EXERCISE TASK: Look through the material below. Copy each line that contains the string "icon".

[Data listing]

********

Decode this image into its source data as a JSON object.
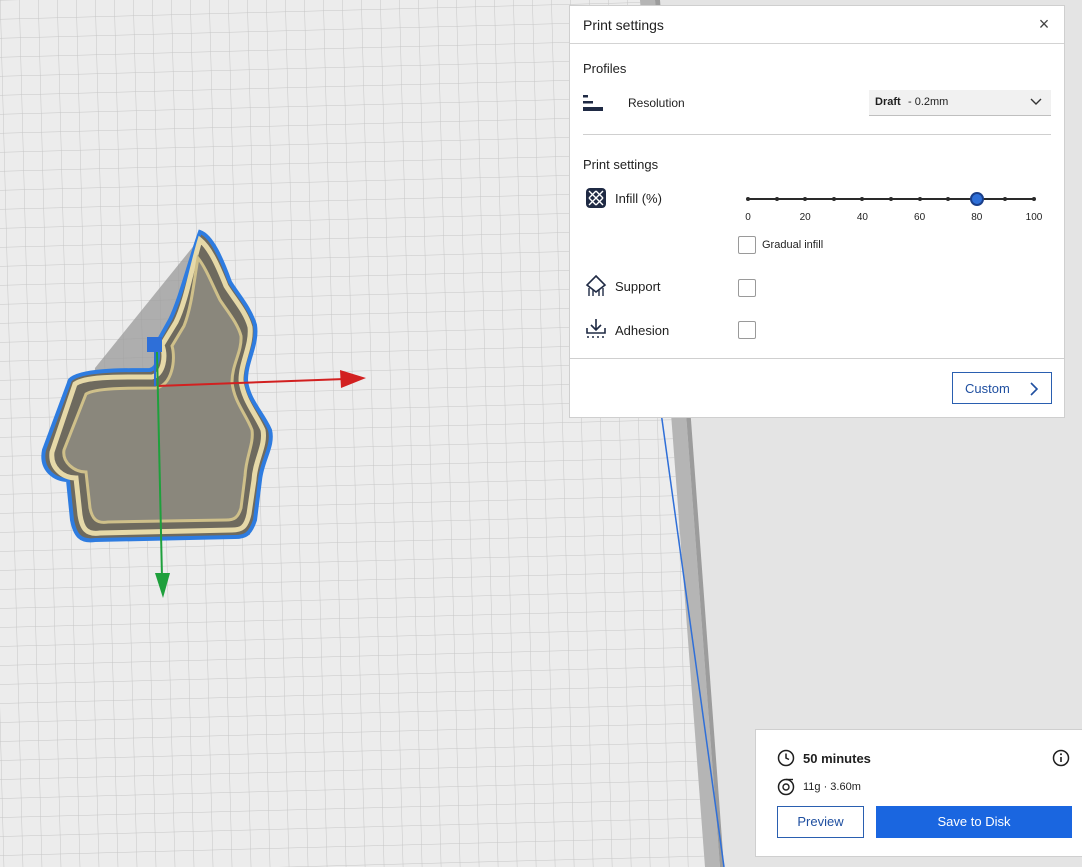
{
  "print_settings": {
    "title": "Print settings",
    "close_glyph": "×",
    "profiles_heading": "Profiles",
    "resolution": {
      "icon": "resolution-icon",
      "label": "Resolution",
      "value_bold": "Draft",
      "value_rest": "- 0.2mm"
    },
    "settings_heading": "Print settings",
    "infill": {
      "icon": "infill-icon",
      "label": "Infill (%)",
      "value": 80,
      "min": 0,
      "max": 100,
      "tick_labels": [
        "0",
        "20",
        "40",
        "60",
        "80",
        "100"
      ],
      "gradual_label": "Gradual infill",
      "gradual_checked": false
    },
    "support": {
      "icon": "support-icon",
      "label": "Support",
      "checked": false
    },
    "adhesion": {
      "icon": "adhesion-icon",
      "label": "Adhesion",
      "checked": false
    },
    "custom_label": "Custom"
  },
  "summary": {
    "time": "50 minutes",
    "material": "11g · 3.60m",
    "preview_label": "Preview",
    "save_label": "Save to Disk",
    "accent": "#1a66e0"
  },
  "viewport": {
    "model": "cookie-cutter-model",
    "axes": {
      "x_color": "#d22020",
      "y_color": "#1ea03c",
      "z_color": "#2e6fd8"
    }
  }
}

********

TASK RESPONSE:
      "icon": "resolution-icon",
      "icon": "infill-icon",
      "icon": "support-icon",
      "icon": "adhesion-icon",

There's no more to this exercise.